----- Supplied material -----

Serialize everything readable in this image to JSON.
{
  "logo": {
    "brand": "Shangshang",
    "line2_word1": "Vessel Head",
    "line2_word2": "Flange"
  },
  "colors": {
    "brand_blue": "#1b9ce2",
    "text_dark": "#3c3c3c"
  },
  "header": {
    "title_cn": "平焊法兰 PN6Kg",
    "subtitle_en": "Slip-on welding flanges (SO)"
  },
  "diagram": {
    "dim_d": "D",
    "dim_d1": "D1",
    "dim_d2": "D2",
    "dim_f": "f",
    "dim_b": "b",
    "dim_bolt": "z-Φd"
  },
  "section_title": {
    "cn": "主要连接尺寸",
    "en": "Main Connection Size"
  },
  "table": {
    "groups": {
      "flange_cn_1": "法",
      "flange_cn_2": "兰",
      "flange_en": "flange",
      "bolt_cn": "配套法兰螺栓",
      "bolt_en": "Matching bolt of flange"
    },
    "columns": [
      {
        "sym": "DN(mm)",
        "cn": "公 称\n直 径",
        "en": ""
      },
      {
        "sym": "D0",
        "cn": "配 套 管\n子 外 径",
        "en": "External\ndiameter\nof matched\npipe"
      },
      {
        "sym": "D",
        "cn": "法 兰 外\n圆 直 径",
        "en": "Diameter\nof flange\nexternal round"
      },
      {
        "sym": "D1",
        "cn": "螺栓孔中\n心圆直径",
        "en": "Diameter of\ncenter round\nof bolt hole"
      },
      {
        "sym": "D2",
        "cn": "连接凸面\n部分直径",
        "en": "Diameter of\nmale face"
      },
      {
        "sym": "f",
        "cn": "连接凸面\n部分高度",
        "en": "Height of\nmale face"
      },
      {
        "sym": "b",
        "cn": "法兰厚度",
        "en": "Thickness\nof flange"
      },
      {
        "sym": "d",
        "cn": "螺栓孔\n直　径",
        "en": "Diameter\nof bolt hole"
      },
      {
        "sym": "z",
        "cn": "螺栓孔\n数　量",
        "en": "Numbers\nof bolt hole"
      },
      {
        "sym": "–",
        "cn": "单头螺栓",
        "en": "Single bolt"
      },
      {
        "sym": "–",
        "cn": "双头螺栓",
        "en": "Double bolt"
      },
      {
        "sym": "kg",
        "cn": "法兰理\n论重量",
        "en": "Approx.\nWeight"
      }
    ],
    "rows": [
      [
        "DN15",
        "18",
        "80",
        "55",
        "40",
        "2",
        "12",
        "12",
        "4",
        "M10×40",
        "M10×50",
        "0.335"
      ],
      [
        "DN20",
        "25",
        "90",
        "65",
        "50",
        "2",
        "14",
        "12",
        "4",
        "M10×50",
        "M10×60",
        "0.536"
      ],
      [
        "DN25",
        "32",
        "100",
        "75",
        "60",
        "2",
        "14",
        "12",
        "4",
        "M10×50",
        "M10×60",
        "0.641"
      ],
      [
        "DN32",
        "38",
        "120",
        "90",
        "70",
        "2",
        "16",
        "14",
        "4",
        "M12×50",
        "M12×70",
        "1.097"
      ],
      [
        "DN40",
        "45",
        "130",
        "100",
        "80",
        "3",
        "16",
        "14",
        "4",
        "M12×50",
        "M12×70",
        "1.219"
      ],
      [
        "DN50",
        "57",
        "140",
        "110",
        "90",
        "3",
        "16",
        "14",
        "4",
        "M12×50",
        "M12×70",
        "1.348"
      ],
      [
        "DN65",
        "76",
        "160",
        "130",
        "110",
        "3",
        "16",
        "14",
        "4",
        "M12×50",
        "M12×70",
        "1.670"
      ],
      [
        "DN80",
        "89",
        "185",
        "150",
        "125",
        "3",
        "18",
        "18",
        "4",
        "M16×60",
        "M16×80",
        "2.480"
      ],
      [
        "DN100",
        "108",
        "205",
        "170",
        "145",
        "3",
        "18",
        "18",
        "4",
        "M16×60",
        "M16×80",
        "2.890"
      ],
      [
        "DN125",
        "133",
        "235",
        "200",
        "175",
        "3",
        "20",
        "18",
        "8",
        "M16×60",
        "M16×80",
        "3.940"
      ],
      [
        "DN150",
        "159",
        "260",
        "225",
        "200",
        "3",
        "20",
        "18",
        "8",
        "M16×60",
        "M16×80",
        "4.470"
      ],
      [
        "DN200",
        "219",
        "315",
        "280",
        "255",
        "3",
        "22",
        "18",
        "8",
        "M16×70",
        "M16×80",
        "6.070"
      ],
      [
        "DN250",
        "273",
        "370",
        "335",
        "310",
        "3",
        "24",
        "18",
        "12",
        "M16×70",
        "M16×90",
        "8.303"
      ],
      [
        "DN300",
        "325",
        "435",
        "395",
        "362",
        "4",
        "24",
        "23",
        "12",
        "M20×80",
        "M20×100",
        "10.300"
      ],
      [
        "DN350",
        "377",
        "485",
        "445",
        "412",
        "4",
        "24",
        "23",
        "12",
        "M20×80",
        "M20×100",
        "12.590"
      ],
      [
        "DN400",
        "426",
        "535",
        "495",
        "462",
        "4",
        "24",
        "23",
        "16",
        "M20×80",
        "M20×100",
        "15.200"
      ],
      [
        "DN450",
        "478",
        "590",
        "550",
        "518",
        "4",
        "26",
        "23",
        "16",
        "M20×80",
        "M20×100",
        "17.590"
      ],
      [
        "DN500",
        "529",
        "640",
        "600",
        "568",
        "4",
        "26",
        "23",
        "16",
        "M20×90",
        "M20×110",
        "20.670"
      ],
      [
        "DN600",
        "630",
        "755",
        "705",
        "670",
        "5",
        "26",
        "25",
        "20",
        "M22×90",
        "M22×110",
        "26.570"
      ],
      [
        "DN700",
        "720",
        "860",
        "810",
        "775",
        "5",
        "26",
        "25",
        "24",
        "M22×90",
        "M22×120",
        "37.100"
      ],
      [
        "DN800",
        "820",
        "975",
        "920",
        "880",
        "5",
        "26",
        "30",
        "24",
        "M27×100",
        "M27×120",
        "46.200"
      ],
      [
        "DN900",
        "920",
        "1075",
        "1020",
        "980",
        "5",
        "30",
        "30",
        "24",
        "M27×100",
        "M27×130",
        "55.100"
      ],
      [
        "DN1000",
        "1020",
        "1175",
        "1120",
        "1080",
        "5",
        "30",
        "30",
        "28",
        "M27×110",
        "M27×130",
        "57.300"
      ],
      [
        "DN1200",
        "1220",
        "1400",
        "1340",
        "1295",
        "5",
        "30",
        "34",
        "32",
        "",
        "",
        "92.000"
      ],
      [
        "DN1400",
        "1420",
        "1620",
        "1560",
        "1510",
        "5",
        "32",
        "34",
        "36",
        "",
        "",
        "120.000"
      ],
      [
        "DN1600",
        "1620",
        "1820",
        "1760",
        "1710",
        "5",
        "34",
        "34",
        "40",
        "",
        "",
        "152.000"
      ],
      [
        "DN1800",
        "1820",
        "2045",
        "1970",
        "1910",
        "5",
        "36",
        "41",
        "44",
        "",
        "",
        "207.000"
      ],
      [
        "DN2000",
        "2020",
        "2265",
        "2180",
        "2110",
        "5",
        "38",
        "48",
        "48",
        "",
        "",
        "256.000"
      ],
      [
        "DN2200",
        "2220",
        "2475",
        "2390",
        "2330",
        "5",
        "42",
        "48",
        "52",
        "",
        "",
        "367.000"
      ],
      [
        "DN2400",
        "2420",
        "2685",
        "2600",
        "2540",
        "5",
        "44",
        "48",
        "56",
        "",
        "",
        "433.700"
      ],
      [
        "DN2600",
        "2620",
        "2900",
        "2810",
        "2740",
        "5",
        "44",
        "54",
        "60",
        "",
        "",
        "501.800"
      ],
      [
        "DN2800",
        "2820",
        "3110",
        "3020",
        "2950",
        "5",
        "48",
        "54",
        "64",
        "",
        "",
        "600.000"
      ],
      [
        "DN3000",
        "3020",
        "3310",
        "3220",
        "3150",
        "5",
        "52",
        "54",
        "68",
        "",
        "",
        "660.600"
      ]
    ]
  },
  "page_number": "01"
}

-----

Display every line of the listing that contains the string "round".

Full solution:
        "en": "Diameter\nof flange\nexternal round"
        "en": "Diameter of\ncenter round\nof bolt hole"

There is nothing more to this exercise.